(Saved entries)
==============================
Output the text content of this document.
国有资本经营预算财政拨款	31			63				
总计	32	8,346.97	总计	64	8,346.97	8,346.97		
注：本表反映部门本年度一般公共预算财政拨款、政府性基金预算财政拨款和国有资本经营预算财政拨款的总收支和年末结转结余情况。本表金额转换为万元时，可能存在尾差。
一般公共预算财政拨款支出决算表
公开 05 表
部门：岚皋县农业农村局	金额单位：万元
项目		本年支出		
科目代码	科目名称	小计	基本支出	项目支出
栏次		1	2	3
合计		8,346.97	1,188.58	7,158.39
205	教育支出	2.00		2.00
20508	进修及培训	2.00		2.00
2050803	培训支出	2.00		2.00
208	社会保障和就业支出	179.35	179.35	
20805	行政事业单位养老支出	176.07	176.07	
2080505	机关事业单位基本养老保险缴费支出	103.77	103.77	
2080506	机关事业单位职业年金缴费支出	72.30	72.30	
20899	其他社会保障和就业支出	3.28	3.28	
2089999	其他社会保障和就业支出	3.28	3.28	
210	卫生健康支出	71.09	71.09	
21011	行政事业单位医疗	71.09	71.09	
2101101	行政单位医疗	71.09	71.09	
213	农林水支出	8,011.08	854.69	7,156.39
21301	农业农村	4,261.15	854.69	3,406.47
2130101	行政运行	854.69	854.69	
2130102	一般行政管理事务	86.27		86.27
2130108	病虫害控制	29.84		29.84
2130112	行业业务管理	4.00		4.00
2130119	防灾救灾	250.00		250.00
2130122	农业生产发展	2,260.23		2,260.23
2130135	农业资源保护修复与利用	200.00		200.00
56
==============================
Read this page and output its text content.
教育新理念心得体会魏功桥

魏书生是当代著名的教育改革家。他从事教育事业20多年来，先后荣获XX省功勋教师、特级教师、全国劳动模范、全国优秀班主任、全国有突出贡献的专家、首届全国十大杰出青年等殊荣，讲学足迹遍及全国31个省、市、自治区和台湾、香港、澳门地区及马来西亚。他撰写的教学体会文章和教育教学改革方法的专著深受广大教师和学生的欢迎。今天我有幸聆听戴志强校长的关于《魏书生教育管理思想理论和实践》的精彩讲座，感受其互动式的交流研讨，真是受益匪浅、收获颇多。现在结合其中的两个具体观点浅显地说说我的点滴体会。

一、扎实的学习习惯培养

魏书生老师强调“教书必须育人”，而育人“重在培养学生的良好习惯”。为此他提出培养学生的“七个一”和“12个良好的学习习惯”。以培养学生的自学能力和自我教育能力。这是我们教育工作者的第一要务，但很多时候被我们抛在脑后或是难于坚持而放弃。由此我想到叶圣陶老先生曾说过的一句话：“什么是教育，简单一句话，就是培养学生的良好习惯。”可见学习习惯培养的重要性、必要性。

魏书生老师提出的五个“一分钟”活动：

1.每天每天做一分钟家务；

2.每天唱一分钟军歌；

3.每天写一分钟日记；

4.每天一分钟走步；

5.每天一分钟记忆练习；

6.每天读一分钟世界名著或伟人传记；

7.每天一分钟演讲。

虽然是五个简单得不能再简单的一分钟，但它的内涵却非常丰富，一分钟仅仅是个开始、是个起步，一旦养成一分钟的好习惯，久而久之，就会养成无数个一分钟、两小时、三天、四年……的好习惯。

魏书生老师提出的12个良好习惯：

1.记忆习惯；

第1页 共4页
==============================
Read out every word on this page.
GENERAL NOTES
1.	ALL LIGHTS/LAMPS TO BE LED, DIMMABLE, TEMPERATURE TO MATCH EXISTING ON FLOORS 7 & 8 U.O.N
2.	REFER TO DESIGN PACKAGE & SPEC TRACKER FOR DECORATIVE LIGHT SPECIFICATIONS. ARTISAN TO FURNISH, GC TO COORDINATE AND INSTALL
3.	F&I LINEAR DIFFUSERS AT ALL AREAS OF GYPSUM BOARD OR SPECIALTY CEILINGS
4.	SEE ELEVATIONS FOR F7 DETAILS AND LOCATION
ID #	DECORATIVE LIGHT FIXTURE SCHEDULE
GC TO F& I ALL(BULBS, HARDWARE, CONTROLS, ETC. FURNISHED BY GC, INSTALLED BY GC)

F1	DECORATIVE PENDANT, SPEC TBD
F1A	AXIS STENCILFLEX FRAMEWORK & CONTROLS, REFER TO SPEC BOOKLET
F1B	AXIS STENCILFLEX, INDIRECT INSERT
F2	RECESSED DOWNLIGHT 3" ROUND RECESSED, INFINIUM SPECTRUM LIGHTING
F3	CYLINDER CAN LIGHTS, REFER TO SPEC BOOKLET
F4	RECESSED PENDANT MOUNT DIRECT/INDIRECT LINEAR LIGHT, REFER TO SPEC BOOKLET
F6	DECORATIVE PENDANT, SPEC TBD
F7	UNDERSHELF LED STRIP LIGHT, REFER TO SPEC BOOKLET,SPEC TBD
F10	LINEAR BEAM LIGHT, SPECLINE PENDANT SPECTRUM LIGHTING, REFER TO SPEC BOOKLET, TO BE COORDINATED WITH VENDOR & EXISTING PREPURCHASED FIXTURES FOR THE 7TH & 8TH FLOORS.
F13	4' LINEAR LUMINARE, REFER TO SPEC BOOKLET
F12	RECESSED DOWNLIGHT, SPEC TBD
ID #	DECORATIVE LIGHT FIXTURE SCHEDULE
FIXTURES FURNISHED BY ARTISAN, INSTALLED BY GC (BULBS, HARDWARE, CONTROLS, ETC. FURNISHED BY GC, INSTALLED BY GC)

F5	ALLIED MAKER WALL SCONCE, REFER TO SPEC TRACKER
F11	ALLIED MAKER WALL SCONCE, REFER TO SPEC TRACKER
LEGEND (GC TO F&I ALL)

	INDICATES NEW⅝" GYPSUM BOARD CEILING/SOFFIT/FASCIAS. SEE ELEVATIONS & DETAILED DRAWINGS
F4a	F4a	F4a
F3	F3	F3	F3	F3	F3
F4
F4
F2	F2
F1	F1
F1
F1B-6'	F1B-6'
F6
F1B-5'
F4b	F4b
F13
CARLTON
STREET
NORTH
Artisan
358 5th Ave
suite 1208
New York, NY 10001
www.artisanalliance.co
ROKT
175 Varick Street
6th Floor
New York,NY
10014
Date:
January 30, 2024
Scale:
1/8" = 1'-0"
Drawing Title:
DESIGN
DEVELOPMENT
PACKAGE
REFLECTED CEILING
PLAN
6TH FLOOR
==============================
Search the listing for the string "INSTALLED". Copy each line where it turns up.

GC TO F& I ALL(BULBS, HARDWARE, CONTROLS, ETC. FURNISHED BY GC, INSTALLED BY GC)
FIXTURES FURNISHED BY ARTISAN, INSTALLED BY GC (BULBS, HARDWARE, CONTROLS, ETC. FURNISHED BY GC, INSTALLED BY GC)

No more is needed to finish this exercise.